## Goal
Copy out every line in the entries below that includes "Total".

•••••

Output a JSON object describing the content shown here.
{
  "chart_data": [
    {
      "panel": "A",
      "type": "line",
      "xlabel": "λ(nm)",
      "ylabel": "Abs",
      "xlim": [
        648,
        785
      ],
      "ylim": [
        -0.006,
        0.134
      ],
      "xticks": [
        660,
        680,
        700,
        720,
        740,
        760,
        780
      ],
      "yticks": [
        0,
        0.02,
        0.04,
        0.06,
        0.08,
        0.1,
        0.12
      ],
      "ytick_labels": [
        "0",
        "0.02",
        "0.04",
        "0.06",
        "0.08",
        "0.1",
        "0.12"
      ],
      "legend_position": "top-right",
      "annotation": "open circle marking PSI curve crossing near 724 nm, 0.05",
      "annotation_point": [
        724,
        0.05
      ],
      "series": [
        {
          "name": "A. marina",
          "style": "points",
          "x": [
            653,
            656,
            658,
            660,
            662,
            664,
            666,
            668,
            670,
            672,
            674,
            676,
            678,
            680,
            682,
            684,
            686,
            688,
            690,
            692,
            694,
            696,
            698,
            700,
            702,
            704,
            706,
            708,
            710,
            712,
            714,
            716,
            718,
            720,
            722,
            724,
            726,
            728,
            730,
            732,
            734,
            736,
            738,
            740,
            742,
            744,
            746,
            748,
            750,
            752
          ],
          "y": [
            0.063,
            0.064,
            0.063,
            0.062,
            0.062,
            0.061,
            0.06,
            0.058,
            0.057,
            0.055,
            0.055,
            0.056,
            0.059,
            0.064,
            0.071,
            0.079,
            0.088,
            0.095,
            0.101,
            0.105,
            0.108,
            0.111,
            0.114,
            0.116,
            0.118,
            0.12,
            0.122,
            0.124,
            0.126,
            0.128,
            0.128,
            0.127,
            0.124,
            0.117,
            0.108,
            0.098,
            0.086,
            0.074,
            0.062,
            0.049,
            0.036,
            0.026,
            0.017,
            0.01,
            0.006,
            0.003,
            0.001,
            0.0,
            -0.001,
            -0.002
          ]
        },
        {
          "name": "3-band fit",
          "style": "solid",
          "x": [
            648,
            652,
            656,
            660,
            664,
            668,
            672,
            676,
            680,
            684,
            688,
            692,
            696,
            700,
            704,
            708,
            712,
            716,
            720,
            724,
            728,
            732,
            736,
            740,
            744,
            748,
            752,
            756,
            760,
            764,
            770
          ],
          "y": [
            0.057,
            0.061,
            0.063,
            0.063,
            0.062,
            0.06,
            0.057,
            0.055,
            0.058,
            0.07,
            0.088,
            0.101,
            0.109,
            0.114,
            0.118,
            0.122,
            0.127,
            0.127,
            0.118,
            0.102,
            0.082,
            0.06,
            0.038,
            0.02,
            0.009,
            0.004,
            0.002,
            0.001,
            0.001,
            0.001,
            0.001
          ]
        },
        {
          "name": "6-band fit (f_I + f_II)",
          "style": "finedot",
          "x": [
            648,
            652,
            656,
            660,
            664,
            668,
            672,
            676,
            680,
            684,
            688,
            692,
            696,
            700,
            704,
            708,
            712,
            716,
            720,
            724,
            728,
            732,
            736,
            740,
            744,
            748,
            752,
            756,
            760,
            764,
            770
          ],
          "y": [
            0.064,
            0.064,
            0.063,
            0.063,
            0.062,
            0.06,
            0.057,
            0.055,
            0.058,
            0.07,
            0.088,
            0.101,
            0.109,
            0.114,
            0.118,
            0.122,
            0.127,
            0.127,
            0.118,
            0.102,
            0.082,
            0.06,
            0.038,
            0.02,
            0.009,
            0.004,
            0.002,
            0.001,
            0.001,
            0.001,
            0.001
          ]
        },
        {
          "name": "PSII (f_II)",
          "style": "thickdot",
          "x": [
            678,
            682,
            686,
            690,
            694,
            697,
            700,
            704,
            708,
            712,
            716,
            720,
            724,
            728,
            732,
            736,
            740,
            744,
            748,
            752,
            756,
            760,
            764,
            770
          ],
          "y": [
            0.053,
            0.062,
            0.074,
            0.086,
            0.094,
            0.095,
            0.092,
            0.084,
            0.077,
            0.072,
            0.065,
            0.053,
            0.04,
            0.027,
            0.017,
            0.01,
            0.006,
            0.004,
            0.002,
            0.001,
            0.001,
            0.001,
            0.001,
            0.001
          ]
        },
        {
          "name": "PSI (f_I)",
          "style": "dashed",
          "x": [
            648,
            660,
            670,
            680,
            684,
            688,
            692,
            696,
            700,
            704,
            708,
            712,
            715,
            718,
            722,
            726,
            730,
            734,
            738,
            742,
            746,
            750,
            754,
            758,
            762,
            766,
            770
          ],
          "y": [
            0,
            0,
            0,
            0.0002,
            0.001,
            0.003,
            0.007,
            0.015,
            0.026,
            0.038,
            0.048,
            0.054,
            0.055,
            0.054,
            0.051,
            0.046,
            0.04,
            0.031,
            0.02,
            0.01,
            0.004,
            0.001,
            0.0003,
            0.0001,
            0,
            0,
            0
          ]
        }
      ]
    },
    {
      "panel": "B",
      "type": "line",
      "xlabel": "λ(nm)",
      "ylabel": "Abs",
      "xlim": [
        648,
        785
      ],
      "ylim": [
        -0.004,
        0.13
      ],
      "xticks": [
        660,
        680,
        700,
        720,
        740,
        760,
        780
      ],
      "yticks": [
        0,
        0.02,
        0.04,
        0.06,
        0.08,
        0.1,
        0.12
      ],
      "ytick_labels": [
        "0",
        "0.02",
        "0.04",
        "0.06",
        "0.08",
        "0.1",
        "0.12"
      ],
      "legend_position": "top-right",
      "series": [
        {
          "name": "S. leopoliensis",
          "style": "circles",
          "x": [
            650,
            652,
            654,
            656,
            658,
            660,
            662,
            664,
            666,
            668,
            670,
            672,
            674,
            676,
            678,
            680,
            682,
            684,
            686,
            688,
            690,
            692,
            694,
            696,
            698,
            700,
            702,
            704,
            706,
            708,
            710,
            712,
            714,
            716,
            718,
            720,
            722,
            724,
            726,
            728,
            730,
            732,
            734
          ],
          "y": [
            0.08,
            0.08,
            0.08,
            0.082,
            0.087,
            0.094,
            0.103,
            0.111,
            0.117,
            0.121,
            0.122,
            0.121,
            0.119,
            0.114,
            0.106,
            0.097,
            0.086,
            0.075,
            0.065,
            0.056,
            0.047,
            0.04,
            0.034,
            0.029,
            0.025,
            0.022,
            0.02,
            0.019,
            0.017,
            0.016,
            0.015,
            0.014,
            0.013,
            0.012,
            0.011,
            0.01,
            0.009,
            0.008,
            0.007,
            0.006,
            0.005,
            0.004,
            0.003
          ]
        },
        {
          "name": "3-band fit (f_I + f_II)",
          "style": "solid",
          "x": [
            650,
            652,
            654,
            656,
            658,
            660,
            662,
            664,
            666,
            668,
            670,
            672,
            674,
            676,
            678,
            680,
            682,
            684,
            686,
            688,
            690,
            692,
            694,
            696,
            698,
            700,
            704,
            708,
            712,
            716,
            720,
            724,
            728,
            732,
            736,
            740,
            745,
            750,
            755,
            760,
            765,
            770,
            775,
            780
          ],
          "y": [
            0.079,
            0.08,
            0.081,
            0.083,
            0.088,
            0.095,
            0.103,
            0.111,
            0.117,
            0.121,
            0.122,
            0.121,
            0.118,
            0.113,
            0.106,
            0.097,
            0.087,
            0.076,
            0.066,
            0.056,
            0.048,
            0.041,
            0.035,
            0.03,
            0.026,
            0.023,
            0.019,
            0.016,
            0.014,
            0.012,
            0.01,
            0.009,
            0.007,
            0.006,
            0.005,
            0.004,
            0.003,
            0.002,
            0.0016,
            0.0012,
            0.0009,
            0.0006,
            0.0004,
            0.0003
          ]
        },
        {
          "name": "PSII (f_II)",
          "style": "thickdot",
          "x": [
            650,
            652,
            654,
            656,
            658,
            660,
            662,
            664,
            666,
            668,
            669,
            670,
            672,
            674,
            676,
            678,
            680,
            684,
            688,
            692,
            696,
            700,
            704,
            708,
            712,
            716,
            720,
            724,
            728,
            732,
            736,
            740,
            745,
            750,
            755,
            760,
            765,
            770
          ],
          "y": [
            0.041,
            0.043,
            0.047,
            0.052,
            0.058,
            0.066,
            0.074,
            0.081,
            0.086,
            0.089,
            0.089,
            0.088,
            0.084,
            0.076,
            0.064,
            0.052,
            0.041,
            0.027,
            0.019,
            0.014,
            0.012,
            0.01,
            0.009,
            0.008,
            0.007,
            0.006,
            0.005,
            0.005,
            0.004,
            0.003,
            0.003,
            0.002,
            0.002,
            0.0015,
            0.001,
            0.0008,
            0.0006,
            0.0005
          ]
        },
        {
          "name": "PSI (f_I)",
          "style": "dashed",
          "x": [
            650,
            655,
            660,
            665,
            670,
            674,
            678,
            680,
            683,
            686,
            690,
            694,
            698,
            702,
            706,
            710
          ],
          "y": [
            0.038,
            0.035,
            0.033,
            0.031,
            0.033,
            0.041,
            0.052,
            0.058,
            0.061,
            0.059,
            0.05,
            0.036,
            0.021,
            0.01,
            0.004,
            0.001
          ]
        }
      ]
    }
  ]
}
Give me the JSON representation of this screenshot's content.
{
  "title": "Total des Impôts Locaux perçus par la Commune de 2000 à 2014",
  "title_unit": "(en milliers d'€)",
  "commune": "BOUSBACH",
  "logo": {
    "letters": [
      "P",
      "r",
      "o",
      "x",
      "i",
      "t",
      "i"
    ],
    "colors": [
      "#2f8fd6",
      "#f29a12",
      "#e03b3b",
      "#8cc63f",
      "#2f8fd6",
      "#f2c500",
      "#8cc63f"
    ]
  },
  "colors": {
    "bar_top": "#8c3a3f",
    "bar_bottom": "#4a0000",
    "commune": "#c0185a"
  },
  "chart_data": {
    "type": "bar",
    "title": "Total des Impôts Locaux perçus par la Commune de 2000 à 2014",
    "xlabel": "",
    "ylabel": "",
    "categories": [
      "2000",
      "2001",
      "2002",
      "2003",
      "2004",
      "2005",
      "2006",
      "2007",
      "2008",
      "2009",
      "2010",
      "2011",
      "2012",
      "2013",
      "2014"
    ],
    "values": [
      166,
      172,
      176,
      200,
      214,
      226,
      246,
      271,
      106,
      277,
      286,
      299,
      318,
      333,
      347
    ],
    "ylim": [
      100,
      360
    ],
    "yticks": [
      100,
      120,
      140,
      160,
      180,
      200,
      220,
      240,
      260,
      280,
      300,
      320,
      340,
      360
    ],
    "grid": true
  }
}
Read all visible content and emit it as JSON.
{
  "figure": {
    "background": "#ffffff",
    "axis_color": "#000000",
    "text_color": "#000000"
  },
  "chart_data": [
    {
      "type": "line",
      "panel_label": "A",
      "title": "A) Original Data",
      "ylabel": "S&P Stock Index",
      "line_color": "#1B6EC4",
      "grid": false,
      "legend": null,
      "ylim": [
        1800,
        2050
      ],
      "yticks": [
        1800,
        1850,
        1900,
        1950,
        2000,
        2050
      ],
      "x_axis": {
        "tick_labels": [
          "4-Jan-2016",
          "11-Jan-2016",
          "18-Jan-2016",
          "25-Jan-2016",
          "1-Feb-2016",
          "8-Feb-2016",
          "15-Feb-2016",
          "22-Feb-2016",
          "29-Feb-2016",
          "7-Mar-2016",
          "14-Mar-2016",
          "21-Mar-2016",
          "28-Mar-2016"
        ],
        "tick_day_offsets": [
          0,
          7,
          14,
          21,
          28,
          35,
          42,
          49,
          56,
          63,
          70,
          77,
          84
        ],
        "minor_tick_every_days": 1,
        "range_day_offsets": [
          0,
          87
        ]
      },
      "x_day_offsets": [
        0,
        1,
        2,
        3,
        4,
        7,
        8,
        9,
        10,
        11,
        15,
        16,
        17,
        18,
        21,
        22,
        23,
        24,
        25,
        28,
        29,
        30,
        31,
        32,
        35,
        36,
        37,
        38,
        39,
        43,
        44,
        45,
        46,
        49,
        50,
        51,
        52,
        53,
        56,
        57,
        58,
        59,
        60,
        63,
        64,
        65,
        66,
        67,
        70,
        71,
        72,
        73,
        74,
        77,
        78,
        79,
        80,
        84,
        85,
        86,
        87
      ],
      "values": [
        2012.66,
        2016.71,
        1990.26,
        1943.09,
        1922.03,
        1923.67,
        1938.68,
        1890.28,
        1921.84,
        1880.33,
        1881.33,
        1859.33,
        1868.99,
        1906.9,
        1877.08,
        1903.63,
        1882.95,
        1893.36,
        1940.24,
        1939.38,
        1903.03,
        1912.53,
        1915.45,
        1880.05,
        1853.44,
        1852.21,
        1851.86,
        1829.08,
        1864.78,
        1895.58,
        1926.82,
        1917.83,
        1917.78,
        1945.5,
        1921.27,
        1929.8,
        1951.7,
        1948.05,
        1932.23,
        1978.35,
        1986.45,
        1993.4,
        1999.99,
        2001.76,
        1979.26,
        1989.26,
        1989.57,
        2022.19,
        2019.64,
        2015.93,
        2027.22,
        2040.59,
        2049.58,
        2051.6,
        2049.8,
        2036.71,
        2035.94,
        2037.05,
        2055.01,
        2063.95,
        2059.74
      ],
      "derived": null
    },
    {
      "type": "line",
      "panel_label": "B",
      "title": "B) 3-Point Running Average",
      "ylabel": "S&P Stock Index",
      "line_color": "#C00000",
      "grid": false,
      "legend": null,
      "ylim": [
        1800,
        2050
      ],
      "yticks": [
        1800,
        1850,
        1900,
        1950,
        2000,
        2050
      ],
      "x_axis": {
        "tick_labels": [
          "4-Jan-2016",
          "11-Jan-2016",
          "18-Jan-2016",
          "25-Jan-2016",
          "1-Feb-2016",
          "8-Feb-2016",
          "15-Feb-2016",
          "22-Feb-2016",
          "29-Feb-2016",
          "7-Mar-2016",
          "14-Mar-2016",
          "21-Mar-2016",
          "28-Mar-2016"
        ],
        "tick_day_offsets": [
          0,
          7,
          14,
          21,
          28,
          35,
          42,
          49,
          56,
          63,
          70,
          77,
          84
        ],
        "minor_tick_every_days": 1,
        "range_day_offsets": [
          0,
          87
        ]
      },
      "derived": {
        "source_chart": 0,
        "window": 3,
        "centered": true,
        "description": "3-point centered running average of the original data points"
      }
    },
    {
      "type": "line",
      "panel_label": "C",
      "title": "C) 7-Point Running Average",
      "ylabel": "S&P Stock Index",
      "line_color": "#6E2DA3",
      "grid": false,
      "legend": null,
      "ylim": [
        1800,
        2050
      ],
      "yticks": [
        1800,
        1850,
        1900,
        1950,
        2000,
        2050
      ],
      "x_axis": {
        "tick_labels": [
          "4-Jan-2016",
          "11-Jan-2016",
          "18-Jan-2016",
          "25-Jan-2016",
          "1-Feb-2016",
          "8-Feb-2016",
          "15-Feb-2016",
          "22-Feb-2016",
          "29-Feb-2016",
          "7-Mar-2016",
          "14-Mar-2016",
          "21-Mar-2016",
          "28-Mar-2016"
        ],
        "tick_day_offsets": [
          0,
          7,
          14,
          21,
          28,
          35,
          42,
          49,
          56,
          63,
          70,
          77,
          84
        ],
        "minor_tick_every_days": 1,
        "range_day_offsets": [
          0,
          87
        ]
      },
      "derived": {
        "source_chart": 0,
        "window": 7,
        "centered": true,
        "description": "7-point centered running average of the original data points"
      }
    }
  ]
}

•••••

## Solution
  "title": "Total des Impôts Locaux perçus par la Commune de 2000 à 2014",
    "title": "Total des Impôts Locaux perçus par la Commune de 2000 à 2014",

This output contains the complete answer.